** Begin Recorded data **

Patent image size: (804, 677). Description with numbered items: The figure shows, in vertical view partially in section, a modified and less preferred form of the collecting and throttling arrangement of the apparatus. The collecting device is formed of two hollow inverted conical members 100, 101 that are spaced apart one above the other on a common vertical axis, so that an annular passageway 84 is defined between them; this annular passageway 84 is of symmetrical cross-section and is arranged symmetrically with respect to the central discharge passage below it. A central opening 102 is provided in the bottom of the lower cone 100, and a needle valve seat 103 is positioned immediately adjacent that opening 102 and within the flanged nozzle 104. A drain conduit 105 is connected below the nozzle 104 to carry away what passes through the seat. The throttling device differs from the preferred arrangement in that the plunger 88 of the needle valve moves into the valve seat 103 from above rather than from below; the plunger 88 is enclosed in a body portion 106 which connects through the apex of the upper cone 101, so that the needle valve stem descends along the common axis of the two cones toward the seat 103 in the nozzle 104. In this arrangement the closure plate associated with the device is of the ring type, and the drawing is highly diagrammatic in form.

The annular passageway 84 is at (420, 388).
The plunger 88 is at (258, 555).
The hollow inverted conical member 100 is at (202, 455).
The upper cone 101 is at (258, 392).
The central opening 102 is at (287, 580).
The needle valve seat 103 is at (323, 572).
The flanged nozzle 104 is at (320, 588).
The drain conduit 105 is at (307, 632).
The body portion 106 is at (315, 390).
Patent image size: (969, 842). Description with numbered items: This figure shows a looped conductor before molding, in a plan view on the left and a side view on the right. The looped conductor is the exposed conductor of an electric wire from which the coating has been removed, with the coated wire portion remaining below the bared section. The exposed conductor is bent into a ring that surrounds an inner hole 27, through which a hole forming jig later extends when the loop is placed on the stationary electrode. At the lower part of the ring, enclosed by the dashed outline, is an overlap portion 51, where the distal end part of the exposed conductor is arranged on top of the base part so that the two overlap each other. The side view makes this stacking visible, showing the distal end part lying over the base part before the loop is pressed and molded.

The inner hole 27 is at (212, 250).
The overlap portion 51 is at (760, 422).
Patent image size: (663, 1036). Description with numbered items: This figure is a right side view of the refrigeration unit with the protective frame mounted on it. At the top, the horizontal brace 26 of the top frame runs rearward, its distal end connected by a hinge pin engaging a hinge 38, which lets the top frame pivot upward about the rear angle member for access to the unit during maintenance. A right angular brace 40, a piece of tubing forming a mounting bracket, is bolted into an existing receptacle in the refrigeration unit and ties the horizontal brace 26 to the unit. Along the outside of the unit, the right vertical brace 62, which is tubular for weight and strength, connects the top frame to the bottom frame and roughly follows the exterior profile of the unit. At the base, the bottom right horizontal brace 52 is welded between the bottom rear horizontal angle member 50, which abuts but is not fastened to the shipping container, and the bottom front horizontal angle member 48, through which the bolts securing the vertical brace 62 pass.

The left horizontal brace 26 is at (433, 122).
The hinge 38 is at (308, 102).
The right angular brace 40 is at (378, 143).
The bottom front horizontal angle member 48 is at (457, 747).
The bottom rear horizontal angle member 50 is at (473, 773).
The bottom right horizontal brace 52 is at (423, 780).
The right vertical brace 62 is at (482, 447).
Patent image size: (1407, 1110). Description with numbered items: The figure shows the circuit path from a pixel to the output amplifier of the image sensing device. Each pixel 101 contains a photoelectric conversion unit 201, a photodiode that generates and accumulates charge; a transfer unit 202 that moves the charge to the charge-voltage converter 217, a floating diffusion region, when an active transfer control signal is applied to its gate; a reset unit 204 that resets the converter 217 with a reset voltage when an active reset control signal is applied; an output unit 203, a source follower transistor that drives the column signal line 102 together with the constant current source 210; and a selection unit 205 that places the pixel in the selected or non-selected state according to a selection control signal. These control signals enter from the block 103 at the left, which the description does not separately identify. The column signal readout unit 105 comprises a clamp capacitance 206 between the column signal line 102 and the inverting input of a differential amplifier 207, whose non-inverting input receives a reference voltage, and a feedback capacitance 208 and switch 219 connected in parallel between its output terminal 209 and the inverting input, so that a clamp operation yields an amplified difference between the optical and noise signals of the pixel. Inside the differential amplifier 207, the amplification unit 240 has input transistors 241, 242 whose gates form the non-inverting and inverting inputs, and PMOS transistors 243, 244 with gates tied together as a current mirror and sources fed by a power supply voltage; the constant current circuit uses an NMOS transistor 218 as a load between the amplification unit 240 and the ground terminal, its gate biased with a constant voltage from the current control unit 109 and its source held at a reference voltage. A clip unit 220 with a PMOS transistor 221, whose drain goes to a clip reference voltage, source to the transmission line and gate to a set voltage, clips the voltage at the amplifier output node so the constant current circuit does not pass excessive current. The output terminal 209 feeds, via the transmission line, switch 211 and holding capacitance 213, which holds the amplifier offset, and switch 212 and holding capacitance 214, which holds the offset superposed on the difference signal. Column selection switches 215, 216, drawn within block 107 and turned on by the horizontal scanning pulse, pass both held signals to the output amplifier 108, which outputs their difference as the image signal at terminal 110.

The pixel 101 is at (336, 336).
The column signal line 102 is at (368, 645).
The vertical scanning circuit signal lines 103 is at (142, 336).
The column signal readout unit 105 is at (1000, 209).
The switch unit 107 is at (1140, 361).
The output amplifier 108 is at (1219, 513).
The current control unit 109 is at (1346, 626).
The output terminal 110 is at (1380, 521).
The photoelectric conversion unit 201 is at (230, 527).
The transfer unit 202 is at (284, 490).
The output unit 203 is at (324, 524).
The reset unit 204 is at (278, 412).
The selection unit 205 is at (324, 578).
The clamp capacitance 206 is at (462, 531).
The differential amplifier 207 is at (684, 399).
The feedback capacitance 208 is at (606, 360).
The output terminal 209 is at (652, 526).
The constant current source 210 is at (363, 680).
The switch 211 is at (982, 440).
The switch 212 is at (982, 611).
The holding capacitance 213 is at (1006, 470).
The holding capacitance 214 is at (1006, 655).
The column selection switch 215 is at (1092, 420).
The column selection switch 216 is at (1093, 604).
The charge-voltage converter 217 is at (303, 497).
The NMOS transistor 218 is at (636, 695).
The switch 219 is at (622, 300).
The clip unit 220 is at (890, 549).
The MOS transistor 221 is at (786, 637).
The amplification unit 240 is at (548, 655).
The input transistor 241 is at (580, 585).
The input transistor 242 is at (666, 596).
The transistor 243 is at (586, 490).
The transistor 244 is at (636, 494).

** End Recorded data **

Task description
How many lines in the items above contain the string "seat"? Case counts. Reply with the number alone.

Worked solution
2